Show each line of the data below that has the string "phone" in it.

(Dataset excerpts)
[Begin]

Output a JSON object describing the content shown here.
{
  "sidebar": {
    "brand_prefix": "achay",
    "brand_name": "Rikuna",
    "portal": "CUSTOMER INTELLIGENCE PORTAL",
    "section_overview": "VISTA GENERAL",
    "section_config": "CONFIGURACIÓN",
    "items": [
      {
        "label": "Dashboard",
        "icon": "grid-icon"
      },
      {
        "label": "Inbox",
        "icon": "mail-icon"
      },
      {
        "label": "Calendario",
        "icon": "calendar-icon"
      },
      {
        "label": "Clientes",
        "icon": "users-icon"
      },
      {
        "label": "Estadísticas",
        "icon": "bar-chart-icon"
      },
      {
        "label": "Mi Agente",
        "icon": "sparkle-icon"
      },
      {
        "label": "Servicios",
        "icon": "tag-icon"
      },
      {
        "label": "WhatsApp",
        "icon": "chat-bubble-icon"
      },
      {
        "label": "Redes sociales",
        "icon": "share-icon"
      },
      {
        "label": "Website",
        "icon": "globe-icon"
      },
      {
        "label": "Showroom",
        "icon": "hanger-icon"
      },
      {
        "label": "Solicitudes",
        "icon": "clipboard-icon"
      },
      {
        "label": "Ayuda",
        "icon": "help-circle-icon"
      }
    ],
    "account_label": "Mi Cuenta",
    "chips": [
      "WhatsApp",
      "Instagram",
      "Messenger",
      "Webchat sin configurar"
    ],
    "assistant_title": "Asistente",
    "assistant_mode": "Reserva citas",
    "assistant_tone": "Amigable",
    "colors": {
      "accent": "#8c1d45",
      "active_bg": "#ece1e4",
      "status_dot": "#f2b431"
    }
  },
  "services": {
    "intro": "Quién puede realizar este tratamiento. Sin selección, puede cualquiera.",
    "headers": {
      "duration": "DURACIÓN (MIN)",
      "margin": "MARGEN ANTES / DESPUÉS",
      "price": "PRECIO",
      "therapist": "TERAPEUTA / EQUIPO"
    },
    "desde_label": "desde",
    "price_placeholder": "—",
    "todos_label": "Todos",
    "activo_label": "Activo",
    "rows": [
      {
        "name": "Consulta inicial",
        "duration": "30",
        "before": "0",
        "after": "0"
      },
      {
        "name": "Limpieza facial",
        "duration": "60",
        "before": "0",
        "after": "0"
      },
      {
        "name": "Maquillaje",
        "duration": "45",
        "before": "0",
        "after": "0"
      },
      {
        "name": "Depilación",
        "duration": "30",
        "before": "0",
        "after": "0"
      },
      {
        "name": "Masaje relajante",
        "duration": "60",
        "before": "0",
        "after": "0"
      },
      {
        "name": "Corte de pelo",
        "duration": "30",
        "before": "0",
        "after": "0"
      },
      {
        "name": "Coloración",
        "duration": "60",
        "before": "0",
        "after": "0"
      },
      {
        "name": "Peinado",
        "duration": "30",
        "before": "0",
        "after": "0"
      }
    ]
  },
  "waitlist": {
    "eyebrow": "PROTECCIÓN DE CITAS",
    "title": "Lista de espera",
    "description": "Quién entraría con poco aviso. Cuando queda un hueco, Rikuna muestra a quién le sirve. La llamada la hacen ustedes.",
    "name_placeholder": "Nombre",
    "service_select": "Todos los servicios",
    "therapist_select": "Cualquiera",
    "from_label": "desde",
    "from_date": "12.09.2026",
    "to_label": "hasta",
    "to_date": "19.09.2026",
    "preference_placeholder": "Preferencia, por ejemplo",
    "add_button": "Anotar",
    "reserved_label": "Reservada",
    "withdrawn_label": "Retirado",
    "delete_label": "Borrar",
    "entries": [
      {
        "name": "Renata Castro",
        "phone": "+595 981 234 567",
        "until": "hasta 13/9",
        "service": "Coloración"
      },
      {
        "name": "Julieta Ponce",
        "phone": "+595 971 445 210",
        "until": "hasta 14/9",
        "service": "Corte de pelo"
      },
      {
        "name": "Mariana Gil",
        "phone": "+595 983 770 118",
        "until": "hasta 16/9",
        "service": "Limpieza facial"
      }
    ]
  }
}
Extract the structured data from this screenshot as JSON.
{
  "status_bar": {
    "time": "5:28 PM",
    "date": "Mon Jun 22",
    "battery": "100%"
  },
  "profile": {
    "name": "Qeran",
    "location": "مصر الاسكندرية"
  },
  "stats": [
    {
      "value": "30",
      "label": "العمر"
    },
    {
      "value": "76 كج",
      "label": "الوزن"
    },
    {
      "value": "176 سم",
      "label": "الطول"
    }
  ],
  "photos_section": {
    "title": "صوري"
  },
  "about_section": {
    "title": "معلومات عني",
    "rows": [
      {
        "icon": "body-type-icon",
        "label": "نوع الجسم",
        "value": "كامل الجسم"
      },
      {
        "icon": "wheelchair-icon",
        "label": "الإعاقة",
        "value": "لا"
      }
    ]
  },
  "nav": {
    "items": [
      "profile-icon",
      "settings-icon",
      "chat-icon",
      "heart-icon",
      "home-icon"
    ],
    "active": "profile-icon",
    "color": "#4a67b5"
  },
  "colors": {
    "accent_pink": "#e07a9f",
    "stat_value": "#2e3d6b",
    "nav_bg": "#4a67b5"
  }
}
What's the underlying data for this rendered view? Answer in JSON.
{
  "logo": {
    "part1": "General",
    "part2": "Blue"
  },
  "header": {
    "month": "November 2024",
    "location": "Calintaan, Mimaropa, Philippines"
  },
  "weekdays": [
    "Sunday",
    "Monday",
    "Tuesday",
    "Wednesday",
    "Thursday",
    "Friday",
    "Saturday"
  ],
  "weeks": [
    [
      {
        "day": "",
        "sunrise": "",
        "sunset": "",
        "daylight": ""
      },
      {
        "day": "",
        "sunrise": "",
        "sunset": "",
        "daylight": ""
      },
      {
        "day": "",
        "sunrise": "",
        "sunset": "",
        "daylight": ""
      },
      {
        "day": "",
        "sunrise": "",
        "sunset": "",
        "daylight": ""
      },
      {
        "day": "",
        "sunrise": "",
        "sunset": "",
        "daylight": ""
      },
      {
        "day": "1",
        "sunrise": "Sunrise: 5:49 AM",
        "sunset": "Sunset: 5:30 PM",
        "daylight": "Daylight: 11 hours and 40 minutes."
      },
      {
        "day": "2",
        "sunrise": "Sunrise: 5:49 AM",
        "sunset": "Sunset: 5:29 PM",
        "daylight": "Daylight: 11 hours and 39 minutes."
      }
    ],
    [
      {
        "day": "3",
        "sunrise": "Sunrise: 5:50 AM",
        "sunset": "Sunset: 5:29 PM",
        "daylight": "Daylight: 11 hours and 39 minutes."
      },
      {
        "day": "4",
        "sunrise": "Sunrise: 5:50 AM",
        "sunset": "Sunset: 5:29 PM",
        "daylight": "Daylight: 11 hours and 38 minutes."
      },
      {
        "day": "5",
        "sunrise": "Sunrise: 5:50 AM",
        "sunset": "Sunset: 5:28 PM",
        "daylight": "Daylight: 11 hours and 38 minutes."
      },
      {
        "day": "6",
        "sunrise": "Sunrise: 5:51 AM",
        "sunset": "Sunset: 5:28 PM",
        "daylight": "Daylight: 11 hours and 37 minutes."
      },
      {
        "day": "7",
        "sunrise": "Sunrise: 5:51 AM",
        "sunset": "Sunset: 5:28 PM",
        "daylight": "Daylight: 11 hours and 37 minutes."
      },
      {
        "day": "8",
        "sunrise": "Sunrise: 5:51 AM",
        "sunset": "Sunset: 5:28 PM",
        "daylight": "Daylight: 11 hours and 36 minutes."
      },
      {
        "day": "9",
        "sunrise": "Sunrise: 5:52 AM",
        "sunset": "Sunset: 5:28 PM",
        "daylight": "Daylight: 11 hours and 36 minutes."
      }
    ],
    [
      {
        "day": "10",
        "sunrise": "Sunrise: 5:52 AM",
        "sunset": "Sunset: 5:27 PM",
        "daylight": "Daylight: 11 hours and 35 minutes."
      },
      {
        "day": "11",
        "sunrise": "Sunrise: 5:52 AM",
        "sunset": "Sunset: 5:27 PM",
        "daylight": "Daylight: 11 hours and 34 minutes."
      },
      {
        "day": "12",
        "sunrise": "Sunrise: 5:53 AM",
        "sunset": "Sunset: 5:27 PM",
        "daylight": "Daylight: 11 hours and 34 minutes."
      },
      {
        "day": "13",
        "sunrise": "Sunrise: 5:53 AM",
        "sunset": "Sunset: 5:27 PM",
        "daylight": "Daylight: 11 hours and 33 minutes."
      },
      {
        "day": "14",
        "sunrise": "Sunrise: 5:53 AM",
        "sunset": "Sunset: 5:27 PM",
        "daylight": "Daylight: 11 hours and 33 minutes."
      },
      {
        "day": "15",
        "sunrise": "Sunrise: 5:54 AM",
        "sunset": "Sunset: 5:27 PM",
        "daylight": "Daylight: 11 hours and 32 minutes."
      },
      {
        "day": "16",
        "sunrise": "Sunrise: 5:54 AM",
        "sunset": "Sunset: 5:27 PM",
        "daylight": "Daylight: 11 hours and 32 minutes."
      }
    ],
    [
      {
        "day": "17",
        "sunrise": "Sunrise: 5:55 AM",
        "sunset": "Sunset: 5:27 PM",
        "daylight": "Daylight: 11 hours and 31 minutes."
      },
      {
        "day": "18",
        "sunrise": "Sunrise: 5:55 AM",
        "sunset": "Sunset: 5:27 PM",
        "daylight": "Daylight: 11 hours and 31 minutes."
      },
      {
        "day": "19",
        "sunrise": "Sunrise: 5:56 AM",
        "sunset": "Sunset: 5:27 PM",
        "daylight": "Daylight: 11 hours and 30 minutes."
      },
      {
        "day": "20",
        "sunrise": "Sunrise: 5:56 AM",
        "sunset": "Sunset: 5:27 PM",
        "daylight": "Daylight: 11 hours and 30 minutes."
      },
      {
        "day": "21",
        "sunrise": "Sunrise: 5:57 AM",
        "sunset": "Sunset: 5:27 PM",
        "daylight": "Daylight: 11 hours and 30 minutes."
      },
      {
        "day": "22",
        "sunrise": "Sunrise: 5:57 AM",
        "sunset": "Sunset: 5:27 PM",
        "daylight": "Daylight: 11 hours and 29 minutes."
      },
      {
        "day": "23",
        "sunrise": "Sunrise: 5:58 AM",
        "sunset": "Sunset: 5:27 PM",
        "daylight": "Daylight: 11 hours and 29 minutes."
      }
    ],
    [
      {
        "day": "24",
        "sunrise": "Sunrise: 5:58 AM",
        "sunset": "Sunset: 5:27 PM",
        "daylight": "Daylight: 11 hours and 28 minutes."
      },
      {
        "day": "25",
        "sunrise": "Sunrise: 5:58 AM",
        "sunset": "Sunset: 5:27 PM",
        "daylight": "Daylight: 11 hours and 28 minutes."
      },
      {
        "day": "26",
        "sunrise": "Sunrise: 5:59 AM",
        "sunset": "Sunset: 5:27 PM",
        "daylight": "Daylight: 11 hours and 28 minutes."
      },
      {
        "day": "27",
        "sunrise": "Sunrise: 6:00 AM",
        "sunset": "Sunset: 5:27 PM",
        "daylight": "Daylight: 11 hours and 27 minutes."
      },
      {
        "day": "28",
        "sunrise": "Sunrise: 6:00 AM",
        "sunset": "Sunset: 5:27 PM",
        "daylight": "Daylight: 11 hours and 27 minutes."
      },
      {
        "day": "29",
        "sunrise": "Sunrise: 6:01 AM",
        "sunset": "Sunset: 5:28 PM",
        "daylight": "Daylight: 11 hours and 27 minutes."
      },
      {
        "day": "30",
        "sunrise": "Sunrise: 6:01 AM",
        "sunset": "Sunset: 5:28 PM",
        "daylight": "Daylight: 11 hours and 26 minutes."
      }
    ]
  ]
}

[End]

## RESPONSE TO THIS EXERCISE
        "phone": "+595 981 234 567",
        "phone": "+595 971 445 210",
        "phone": "+595 983 770 118",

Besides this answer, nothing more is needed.